— EXERCISE REQUIREMENTS —
Look for the string "فيها" and copy every line that has it.

— DATASET RECORDS —
--- Start ---
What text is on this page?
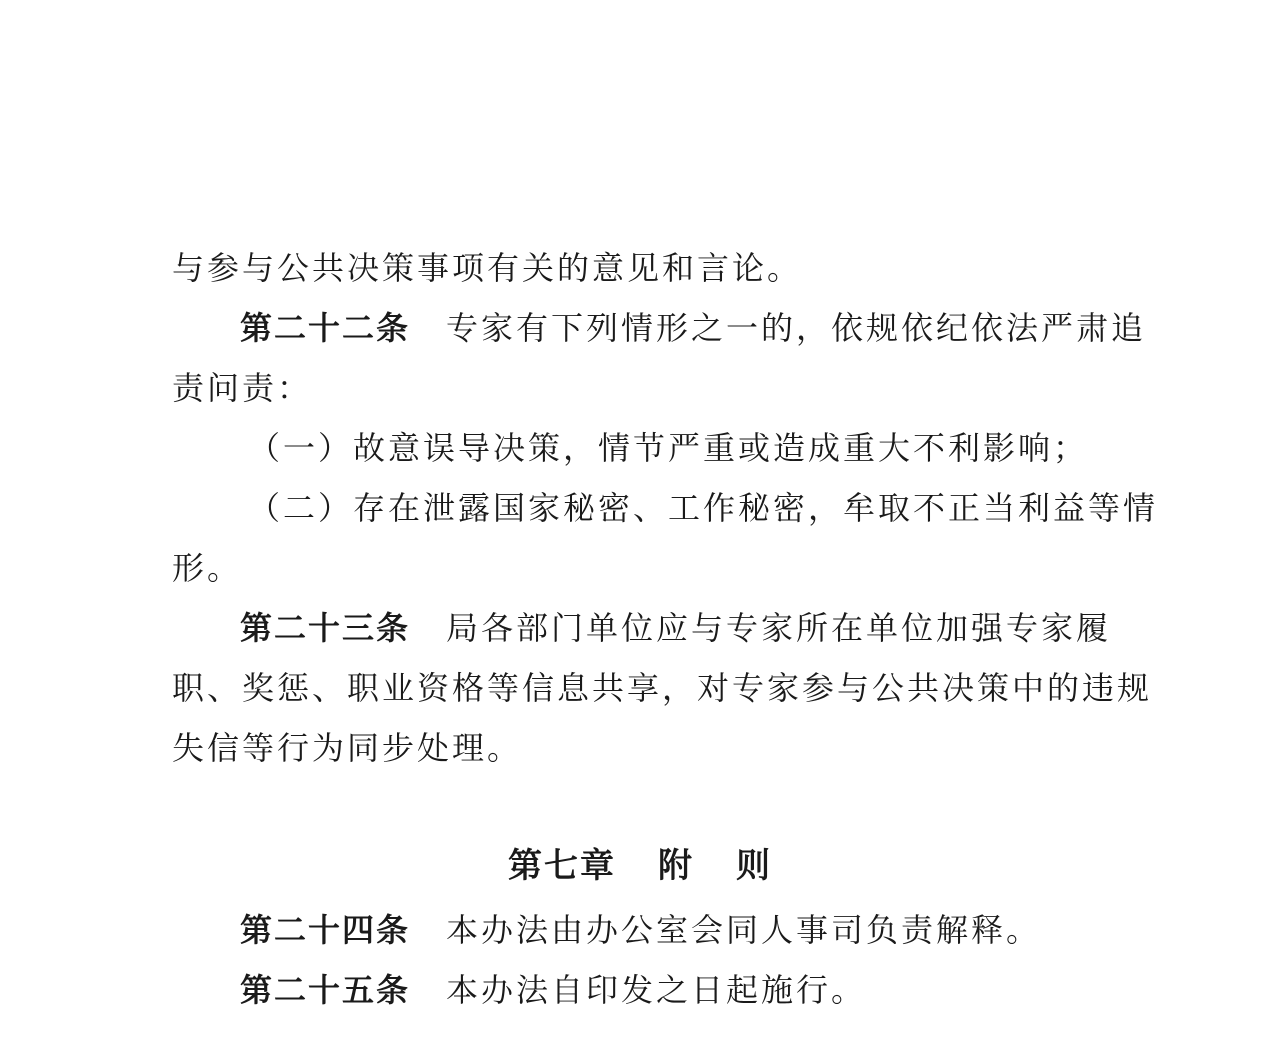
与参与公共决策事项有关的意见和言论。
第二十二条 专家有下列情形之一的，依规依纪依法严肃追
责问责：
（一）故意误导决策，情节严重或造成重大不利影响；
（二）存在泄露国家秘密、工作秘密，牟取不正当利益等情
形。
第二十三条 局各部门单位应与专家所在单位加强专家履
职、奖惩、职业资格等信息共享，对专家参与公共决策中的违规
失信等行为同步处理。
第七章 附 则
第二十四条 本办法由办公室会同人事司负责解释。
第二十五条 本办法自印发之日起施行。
--- End ---
--- Start ---
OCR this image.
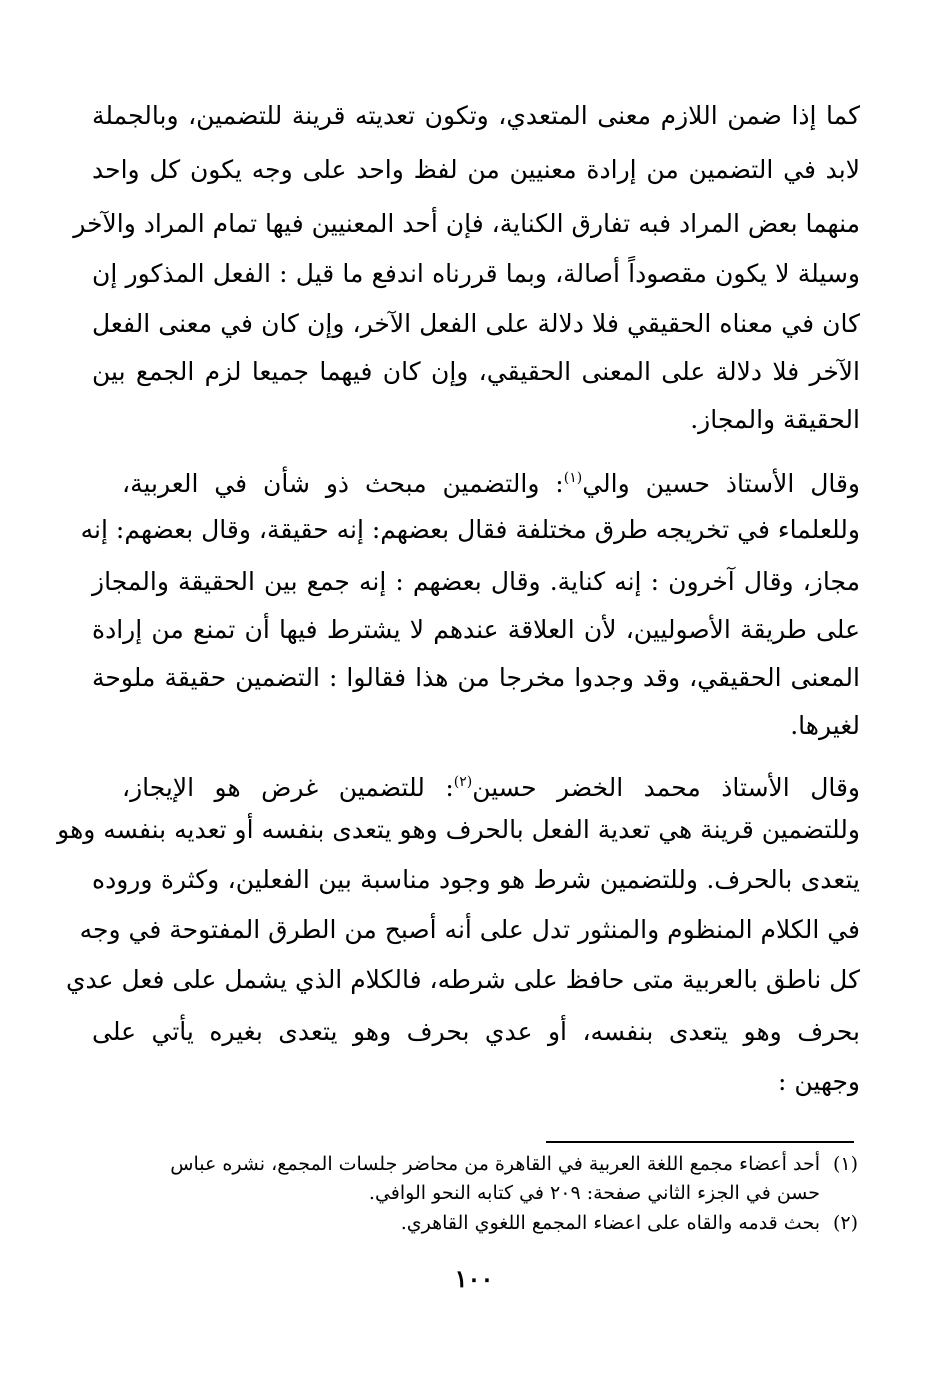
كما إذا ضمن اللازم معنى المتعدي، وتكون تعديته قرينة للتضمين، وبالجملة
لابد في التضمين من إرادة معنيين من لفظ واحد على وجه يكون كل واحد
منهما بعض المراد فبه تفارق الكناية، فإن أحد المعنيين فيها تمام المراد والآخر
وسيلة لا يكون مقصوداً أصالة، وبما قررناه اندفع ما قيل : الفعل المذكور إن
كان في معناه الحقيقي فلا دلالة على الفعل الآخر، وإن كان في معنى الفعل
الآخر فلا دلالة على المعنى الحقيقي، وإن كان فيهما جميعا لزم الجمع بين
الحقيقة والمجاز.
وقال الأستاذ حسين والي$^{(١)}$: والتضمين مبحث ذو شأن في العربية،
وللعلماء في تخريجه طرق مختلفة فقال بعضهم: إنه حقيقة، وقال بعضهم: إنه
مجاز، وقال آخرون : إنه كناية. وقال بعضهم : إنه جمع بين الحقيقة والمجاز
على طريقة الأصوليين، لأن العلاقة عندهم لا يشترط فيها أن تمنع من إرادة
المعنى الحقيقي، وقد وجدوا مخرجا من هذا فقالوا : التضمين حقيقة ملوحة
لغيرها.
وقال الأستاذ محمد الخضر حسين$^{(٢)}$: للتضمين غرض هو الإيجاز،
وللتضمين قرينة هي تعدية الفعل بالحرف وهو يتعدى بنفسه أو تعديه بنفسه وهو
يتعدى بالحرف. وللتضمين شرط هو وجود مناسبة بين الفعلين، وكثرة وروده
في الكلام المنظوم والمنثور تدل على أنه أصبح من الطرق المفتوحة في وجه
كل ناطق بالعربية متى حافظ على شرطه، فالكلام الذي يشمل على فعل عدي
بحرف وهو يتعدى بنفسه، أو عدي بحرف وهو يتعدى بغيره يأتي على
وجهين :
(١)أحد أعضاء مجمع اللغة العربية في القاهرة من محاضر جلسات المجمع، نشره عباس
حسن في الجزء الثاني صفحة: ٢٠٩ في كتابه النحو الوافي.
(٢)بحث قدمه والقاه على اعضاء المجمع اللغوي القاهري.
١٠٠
--- End ---
--- Start ---
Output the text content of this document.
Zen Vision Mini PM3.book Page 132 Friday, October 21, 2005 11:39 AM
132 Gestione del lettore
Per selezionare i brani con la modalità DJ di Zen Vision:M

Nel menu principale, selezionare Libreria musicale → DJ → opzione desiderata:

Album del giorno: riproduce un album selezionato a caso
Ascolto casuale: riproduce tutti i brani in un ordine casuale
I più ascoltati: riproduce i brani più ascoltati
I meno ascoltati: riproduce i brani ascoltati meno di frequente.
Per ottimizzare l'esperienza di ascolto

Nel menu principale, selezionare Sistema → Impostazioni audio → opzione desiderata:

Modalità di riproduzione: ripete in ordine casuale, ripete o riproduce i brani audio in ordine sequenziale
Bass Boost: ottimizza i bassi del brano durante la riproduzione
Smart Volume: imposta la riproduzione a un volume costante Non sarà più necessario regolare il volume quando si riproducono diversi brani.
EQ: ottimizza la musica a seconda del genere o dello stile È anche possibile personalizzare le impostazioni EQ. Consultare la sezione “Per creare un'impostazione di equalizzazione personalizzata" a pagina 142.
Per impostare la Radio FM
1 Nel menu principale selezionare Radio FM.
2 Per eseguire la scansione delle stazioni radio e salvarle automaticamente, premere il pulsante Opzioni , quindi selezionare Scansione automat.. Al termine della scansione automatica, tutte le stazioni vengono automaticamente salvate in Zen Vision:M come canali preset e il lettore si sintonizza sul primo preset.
--- End ---
— OUTPUT —
منهما بعض المراد فبه تفارق الكناية، فإن أحد المعنيين فيها تمام المراد والآخر
على طريقة الأصوليين، لأن العلاقة عندهم لا يشترط فيها أن تمنع من إرادة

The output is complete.